- **WORK REQUIRED**
Search the entries below. Return every line that has "Year" in it.

─── INPUT DATA ───

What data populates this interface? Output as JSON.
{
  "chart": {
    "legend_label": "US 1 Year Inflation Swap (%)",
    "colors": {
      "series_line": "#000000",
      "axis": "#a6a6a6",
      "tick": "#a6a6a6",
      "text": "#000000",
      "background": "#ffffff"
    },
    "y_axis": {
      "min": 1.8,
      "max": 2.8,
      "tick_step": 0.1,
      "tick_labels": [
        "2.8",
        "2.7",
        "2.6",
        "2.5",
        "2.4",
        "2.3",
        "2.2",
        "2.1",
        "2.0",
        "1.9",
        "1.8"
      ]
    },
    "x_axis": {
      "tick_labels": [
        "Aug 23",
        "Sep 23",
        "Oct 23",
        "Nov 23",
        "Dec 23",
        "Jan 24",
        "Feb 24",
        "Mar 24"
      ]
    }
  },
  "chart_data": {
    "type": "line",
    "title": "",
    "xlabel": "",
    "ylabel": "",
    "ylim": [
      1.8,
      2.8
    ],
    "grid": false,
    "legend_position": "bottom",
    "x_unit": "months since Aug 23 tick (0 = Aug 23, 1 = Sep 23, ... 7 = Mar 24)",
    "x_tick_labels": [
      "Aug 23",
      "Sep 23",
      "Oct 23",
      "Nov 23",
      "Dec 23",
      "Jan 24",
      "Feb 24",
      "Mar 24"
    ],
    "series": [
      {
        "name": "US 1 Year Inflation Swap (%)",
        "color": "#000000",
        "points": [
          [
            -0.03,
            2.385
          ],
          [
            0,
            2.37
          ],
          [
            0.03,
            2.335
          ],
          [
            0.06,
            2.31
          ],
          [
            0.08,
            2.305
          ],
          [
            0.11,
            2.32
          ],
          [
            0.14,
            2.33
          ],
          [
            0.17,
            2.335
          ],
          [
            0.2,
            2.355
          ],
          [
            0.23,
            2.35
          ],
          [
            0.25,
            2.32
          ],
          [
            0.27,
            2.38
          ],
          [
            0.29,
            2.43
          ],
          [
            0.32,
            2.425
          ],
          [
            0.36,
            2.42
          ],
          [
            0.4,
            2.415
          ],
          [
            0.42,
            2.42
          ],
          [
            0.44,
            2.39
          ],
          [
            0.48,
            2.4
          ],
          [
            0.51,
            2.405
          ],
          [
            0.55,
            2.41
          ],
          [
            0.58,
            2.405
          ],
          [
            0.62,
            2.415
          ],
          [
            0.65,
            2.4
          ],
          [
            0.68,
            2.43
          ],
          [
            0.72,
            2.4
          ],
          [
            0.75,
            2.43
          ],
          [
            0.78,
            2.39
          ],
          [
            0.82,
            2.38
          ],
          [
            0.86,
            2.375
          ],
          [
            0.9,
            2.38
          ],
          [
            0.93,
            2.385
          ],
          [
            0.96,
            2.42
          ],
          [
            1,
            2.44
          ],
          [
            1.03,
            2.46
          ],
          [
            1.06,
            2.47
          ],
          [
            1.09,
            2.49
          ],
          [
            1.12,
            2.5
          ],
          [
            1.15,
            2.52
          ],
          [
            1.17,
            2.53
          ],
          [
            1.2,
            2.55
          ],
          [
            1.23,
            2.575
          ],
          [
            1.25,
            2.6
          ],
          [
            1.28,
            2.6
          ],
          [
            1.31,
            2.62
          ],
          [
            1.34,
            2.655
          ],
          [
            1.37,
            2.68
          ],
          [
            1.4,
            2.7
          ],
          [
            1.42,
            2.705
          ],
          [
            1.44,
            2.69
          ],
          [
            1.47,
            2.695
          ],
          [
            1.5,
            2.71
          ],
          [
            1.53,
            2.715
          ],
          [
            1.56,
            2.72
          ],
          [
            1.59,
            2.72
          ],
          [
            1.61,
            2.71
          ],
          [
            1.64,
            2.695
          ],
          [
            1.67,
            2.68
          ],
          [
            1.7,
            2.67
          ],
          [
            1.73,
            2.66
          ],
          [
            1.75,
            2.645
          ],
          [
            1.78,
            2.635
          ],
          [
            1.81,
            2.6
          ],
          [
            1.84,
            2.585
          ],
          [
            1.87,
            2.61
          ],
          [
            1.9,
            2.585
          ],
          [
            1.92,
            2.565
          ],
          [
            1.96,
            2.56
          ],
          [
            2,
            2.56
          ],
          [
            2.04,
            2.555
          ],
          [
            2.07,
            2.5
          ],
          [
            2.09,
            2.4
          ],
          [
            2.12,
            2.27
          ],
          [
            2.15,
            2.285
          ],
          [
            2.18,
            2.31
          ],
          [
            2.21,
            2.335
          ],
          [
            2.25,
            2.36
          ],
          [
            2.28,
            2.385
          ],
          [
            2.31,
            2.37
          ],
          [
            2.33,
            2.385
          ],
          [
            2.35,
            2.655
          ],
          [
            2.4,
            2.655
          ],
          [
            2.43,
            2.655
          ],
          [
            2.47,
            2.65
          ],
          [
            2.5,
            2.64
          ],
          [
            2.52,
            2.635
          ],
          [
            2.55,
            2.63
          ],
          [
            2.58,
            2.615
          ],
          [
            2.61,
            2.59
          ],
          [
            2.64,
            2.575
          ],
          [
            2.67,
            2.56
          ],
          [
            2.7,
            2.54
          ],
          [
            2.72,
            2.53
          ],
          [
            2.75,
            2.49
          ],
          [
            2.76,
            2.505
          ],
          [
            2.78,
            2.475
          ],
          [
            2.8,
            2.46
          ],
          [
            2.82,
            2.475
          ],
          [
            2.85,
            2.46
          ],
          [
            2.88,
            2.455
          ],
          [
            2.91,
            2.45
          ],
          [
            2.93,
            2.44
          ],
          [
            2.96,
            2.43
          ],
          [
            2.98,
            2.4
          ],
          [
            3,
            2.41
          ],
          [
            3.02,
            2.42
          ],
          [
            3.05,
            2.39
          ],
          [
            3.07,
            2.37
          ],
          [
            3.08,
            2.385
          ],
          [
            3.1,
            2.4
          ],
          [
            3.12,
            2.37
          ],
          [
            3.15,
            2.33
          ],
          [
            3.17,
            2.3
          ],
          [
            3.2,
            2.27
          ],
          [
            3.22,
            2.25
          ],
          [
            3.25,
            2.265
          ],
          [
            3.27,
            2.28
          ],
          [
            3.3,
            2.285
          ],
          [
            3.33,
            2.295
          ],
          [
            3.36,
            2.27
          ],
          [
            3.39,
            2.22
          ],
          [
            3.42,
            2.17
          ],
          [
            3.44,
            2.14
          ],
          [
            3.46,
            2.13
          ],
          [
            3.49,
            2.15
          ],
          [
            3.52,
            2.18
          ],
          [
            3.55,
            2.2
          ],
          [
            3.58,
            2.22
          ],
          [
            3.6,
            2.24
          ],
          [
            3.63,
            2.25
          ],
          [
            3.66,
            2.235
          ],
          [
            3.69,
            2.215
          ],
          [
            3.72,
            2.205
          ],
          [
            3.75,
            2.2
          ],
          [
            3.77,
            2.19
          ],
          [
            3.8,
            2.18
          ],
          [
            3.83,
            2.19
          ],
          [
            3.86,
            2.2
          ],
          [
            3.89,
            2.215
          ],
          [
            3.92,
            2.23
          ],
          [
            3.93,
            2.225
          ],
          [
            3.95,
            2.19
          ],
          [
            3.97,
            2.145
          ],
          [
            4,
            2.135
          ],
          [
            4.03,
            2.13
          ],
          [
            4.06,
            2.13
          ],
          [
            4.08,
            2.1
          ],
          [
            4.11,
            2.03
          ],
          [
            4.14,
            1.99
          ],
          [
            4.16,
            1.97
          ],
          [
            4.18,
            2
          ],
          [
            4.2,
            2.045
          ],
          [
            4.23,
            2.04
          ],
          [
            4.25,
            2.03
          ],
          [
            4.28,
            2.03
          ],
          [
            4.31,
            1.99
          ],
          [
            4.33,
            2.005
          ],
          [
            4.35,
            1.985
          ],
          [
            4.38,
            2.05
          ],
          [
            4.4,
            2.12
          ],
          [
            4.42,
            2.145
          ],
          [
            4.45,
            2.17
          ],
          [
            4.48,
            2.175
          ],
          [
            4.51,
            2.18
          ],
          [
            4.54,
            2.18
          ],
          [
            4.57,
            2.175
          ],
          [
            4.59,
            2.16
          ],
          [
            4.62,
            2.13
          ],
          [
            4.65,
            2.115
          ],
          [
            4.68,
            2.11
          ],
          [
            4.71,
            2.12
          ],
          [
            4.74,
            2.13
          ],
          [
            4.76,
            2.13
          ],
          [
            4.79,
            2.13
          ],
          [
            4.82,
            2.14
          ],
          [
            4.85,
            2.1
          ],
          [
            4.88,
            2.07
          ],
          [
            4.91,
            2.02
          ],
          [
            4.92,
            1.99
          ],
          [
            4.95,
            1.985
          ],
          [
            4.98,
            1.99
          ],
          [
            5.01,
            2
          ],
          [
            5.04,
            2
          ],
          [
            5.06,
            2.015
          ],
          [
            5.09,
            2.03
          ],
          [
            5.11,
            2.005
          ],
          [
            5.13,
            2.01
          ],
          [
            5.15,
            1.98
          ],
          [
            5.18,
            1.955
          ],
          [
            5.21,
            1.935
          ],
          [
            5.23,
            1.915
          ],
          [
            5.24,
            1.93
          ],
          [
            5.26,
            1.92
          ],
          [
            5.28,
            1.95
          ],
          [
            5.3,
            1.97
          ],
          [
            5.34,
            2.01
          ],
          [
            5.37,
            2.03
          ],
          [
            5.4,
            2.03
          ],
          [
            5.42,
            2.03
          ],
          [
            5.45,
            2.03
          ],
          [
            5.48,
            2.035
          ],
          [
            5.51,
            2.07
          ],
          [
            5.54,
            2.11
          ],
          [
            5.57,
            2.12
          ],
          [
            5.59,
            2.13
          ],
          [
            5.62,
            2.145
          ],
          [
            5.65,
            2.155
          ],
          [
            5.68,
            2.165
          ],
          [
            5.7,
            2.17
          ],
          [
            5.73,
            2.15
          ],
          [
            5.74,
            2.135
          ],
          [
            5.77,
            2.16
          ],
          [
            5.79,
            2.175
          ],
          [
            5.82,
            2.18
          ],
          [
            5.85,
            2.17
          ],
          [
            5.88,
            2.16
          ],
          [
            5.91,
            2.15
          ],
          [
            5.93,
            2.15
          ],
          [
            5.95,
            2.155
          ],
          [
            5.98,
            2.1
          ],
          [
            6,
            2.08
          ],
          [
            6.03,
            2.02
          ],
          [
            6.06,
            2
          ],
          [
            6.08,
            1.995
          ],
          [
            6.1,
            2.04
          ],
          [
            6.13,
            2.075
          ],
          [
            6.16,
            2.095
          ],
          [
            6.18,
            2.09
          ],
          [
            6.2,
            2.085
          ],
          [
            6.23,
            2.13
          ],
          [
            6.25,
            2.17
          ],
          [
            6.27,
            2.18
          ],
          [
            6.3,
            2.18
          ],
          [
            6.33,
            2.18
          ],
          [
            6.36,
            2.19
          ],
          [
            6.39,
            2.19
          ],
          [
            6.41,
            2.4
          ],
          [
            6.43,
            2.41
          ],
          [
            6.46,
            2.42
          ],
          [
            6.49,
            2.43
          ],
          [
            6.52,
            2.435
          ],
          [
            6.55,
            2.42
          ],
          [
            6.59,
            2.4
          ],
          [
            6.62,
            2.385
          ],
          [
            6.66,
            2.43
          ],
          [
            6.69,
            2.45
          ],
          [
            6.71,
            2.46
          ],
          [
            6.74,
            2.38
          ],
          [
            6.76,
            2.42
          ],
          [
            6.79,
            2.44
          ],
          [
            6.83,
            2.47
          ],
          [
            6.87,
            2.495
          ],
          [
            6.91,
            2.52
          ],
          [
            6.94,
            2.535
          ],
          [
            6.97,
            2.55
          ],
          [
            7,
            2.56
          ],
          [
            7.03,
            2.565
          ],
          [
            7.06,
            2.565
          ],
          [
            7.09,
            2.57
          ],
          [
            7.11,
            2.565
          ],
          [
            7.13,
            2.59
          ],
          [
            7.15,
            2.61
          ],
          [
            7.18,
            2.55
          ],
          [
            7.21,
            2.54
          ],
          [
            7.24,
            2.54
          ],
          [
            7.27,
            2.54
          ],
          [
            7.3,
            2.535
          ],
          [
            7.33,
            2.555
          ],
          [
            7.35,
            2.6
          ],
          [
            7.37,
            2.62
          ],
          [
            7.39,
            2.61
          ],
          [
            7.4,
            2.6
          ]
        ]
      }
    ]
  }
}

───

- **EXERCISE SOLUTION**
    "legend_label": "US 1 Year Inflation Swap (%)",
        "name": "US 1 Year Inflation Swap (%)",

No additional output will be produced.